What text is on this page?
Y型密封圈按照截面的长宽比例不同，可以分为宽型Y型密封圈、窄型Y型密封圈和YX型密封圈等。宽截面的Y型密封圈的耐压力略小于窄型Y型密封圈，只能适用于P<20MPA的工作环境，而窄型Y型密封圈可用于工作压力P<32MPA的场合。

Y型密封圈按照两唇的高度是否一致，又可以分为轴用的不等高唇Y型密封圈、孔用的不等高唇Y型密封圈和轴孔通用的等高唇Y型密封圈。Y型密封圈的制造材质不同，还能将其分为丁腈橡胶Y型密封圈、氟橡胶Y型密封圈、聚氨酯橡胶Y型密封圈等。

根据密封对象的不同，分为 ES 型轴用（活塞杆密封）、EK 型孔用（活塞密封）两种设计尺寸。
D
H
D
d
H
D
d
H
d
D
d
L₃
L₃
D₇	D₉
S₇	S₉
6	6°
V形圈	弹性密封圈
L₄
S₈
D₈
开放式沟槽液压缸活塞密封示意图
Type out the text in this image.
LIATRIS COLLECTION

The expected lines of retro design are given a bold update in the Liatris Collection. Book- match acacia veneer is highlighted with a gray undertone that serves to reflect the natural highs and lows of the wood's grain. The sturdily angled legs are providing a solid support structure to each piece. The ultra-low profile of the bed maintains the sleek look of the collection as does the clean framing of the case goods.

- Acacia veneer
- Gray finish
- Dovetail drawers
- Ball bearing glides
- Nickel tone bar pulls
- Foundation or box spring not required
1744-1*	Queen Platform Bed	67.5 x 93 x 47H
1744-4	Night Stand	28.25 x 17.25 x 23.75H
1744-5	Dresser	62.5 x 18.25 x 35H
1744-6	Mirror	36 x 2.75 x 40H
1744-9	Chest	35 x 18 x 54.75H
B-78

* _STATED PROBLEM_
Write out every entry word for word.

* _WRITTEN RESPONSE_
What text is on this page?
Y型密封圈按照截面的长宽比例不同，可以分为宽型Y型密封圈、窄型Y型密封圈和YX型密封圈等。宽截面的Y型密封圈的耐压力略小于窄型Y型密封圈，只能适用于P<20MPA的工作环境，而窄型Y型密封圈可用于工作压力P<32MPA的场合。

Y型密封圈按照两唇的高度是否一致，又可以分为轴用的不等高唇Y型密封圈、孔用的不等高唇Y型密封圈和轴孔通用的等高唇Y型密封圈。Y型密封圈的制造材质不同，还能将其分为丁腈橡胶Y型密封圈、氟橡胶Y型密封圈、聚氨酯橡胶Y型密封圈等。

根据密封对象的不同，分为 ES 型轴用（活塞杆密封）、EK 型孔用（活塞密封）两种设计尺寸。
D
H
D
d
H
D
d
H
d
D
d
L₃
L₃
D₇	D₉
S₇	S₉
6	6°
V形圈	弹性密封圈
L₄
S₈
D₈
开放式沟槽液压缸活塞密封示意图
Type out the text in this image.
LIATRIS COLLECTION

The expected lines of retro design are given a bold update in the Liatris Collection. Book- match acacia veneer is highlighted with a gray undertone that serves to reflect the natural highs and lows of the wood's grain. The sturdily angled legs are providing a solid support structure to each piece. The ultra-low profile of the bed maintains the sleek look of the collection as does the clean framing of the case goods.

- Acacia veneer
- Gray finish
- Dovetail drawers
- Ball bearing glides
- Nickel tone bar pulls
- Foundation or box spring not required
1744-1*	Queen Platform Bed	67.5 x 93 x 47H
1744-4	Night Stand	28.25 x 17.25 x 23.75H
1744-5	Dresser	62.5 x 18.25 x 35H
1744-6	Mirror	36 x 2.75 x 40H
1744-9	Chest	35 x 18 x 54.75H
B-78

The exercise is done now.